Written request:
Repeat every entry word for word, skipping the pictures.

Task input:
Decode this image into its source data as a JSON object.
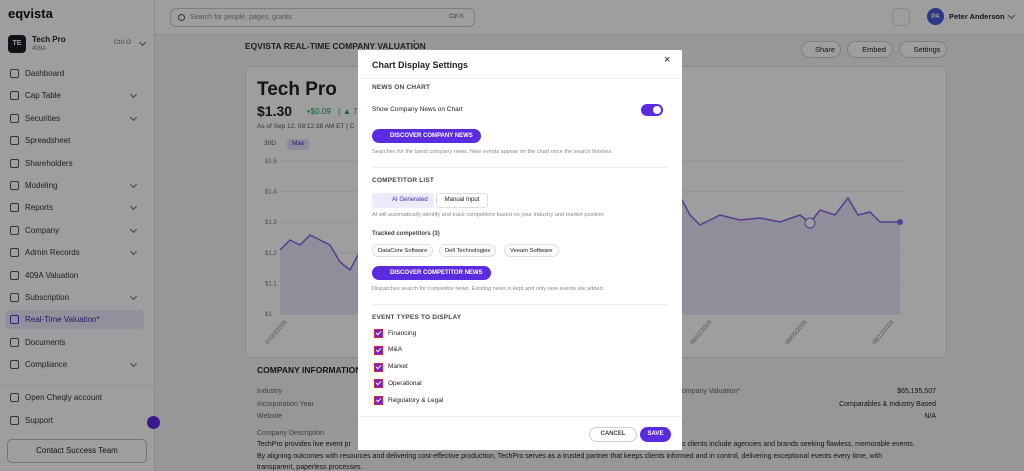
{
  "sidebar": {
    "logo": "eqvista",
    "company": {
      "initials": "TE",
      "name": "Tech Pro",
      "subtitle": "409A",
      "shortcut": "Ctrl O"
    },
    "nav": [
      {
        "label": "Dashboard",
        "submenu": false
      },
      {
        "label": "Cap Table",
        "submenu": true
      },
      {
        "label": "Securities",
        "submenu": true
      },
      {
        "label": "Spreadsheet",
        "submenu": false
      },
      {
        "label": "Shareholders",
        "submenu": false
      },
      {
        "label": "Modeling",
        "submenu": true
      },
      {
        "label": "Reports",
        "submenu": true
      },
      {
        "label": "Company",
        "submenu": true
      },
      {
        "label": "Admin Records",
        "submenu": true
      },
      {
        "label": "409A Valuation",
        "submenu": false
      },
      {
        "label": "Subscription",
        "submenu": true
      },
      {
        "label": "Real-Time Valuation*",
        "submenu": false,
        "active": true
      },
      {
        "label": "Documents",
        "submenu": false
      },
      {
        "label": "Compliance",
        "submenu": true
      }
    ],
    "footer": [
      "Open Cheqly account",
      "Support"
    ],
    "contact_button": "Contact Success Team"
  },
  "topbar": {
    "search_placeholder": "Search for people, pages, grants",
    "search_shortcut": "Ctrl K",
    "user": {
      "initials": "PA",
      "name": "Peter Anderson"
    }
  },
  "page": {
    "title": "EQVISTA REAL-TIME COMPANY VALUATION",
    "title_mark": "*",
    "actions": [
      "Share",
      "Embed",
      "Settings"
    ],
    "card": {
      "company": "Tech Pro",
      "price": "$1.30",
      "change": "+$0.09",
      "change_pct": "( ▲ 7.",
      "timestamp": "As of Sep 12, 08:12:38 AM ET | C",
      "ranges": [
        "30D",
        "Max"
      ],
      "yticks": [
        "$1.5",
        "$1.4",
        "$1.3",
        "$1.2",
        "$1.1",
        "$1"
      ],
      "xticks": [
        "07/20/2026",
        "08/02/2026",
        "08/05/2026",
        "08/12/2026"
      ]
    },
    "company_information": {
      "title": "COMPANY INFORMATION",
      "labels": [
        "Industry",
        "Incorporation Year",
        "Website",
        "Company Description"
      ],
      "right_label": "ompany Valuation*",
      "right_values": [
        "$65,195,507",
        "Comparables & Industry Based",
        "N/A"
      ],
      "description": [
        "TechPro provides live event pr",
        "s clients include agencies and brands seeking flawless, memorable events.",
        "By aligning outcomes with resources and delivering cost-effective production, TechPro serves as a trusted partner that keeps clients informed and in control, delivering exceptional events every time, with",
        "transparent, paperless processes."
      ]
    }
  },
  "modal": {
    "title": "Chart Display Settings",
    "close": "×",
    "news": {
      "heading": "NEWS ON CHART",
      "toggle_label": "Show Company News on Chart",
      "toggle_on": true,
      "button": "DISCOVER COMPANY NEWS",
      "help": "Searches for the latest company news. New events appear on the chart once the search finishes."
    },
    "competitors": {
      "heading": "COMPETITOR LIST",
      "tabs": [
        "AI Generated",
        "Manual Input"
      ],
      "help": "AI will automatically identify and track competitors based on your industry and market position",
      "tracked_label": "Tracked competitors (3)",
      "tracked": [
        "DataCore Software",
        "Dell Technologies",
        "Veeam Software"
      ],
      "button": "DISCOVER COMPETITOR NEWS",
      "button_help": "Dispatches search for competitor news. Existing news is kept and only new events are added."
    },
    "events": {
      "heading": "EVENT TYPES TO DISPLAY",
      "types": [
        "Financing",
        "M&A",
        "Market",
        "Operational",
        "Regulatory & Legal"
      ]
    },
    "buttons": [
      "CANCEL",
      "SAVE"
    ]
  }
}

Correct answer:
Decode this image into its source data as a JSON object.
{
  "sidebar": {
    "logo": "eqvista",
    "company": {
      "initials": "TE",
      "name": "Tech Pro",
      "subtitle": "409A",
      "shortcut": "Ctrl O"
    },
    "nav": [
      {
        "label": "Dashboard",
        "submenu": false
      },
      {
        "label": "Cap Table",
        "submenu": true
      },
      {
        "label": "Securities",
        "submenu": true
      },
      {
        "label": "Spreadsheet",
        "submenu": false
      },
      {
        "label": "Shareholders",
        "submenu": false
      },
      {
        "label": "Modeling",
        "submenu": true
      },
      {
        "label": "Reports",
        "submenu": true
      },
      {
        "label": "Company",
        "submenu": true
      },
      {
        "label": "Admin Records",
        "submenu": true
      },
      {
        "label": "409A Valuation",
        "submenu": false
      },
      {
        "label": "Subscription",
        "submenu": true
      },
      {
        "label": "Real-Time Valuation*",
        "submenu": false,
        "active": true
      },
      {
        "label": "Documents",
        "submenu": false
      },
      {
        "label": "Compliance",
        "submenu": true
      }
    ],
    "footer": [
      "Open Cheqly account",
      "Support"
    ],
    "contact_button": "Contact Success Team"
  },
  "topbar": {
    "search_placeholder": "Search for people, pages, grants",
    "search_shortcut": "Ctrl K",
    "user": {
      "initials": "PA",
      "name": "Peter Anderson"
    }
  },
  "page": {
    "title": "EQVISTA REAL-TIME COMPANY VALUATION",
    "title_mark": "*",
    "actions": [
      "Share",
      "Embed",
      "Settings"
    ],
    "card": {
      "company": "Tech Pro",
      "price": "$1.30",
      "change": "+$0.09",
      "change_pct": "( ▲ 7.",
      "timestamp": "As of Sep 12, 08:12:38 AM ET | C",
      "ranges": [
        "30D",
        "Max"
      ],
      "yticks": [
        "$1.5",
        "$1.4",
        "$1.3",
        "$1.2",
        "$1.1",
        "$1"
      ],
      "xticks": [
        "07/20/2026",
        "08/02/2026",
        "08/05/2026",
        "08/12/2026"
      ]
    },
    "company_information": {
      "title": "COMPANY INFORMATION",
      "labels": [
        "Industry",
        "Incorporation Year",
        "Website",
        "Company Description"
      ],
      "right_label": "ompany Valuation*",
      "right_values": [
        "$65,195,507",
        "Comparables & Industry Based",
        "N/A"
      ],
      "description": [
        "TechPro provides live event pr",
        "s clients include agencies and brands seeking flawless, memorable events.",
        "By aligning outcomes with resources and delivering cost-effective production, TechPro serves as a trusted partner that keeps clients informed and in control, delivering exceptional events every time, with",
        "transparent, paperless processes."
      ]
    }
  },
  "modal": {
    "title": "Chart Display Settings",
    "close": "×",
    "news": {
      "heading": "NEWS ON CHART",
      "toggle_label": "Show Company News on Chart",
      "toggle_on": true,
      "button": "DISCOVER COMPANY NEWS",
      "help": "Searches for the latest company news. New events appear on the chart once the search finishes."
    },
    "competitors": {
      "heading": "COMPETITOR LIST",
      "tabs": [
        "AI Generated",
        "Manual Input"
      ],
      "help": "AI will automatically identify and track competitors based on your industry and market position",
      "tracked_label": "Tracked competitors (3)",
      "tracked": [
        "DataCore Software",
        "Dell Technologies",
        "Veeam Software"
      ],
      "button": "DISCOVER COMPETITOR NEWS",
      "button_help": "Dispatches search for competitor news. Existing news is kept and only new events are added."
    },
    "events": {
      "heading": "EVENT TYPES TO DISPLAY",
      "types": [
        "Financing",
        "M&A",
        "Market",
        "Operational",
        "Regulatory & Legal"
      ]
    },
    "buttons": [
      "CANCEL",
      "SAVE"
    ]
  }
}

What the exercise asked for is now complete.